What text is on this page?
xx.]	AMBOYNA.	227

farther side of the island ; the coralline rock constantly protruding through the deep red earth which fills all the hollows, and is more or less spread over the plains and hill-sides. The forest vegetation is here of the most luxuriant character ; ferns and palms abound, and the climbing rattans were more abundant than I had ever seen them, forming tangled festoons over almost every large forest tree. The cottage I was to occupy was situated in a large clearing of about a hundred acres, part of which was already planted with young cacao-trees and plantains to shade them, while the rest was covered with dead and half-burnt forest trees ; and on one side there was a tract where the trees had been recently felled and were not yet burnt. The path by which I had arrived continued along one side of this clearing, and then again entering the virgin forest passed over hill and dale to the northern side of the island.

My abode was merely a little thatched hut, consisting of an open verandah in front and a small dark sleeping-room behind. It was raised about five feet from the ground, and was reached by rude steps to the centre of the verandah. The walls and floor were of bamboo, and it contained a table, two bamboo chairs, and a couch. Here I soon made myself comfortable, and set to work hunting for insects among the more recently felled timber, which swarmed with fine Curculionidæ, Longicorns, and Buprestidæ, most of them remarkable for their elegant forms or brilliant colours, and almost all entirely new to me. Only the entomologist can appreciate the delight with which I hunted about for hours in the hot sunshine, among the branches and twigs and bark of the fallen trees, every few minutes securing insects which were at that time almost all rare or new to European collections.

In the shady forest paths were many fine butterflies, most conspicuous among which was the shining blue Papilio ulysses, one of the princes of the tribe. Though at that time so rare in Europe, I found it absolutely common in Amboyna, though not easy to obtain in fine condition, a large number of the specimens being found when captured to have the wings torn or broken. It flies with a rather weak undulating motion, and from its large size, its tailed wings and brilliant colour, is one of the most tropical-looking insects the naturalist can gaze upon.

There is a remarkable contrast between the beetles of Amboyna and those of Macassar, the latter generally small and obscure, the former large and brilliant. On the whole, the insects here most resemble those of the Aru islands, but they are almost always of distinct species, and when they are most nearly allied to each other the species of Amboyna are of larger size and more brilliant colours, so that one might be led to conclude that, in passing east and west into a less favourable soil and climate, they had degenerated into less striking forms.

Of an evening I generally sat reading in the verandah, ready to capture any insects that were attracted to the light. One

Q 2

───

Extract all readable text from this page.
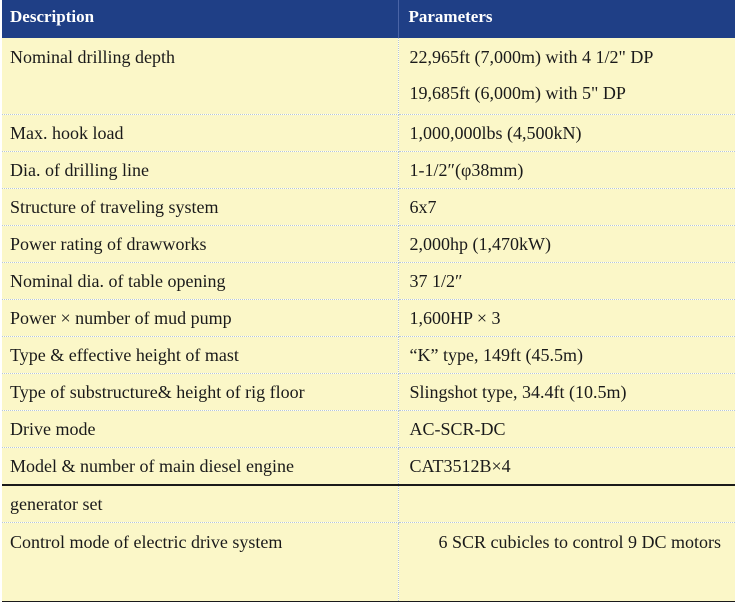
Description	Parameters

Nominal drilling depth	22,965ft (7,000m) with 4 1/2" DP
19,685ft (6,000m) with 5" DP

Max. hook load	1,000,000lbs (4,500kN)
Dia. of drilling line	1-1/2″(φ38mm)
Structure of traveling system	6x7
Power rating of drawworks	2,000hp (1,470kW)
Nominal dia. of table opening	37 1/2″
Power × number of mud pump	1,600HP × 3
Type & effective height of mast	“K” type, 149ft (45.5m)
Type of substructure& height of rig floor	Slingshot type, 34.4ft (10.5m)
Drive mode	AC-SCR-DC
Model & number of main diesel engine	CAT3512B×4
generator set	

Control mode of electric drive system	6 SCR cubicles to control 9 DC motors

───

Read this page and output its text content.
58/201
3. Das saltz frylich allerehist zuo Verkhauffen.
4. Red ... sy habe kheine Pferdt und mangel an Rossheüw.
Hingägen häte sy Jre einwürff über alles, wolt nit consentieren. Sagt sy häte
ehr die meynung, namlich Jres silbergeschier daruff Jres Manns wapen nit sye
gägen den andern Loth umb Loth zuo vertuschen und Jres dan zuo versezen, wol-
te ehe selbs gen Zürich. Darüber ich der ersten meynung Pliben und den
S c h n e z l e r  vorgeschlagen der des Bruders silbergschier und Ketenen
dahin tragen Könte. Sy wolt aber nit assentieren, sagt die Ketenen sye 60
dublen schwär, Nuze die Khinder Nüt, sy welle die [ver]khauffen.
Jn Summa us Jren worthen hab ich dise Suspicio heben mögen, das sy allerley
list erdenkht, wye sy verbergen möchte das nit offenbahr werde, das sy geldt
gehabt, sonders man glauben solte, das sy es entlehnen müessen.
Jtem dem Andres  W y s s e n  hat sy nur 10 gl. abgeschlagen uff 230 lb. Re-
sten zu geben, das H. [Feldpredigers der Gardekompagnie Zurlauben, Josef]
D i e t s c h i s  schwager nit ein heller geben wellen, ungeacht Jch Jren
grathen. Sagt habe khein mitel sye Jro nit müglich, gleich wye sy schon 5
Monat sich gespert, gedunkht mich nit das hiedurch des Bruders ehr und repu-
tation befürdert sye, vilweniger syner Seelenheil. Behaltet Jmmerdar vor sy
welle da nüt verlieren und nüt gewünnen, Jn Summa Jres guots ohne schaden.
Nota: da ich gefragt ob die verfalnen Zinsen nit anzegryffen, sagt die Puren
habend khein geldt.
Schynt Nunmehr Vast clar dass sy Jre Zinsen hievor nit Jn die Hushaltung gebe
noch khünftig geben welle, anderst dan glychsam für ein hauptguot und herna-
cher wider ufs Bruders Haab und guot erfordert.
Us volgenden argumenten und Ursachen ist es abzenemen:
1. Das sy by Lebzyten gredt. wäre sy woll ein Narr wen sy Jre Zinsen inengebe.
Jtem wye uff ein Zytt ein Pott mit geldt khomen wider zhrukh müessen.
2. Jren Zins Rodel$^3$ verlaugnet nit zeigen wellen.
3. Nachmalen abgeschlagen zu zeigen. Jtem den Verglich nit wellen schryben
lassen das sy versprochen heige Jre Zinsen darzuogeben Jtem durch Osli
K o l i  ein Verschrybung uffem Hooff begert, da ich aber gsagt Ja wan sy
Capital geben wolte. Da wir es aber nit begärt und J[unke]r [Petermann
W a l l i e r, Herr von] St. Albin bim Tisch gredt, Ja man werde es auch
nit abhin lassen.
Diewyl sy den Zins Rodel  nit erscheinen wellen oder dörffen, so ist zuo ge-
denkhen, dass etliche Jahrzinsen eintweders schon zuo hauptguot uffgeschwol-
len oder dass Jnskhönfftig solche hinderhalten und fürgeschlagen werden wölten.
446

───

What you need to do: Tell how many lines contain the word "generally", using only the number.

Answer: 2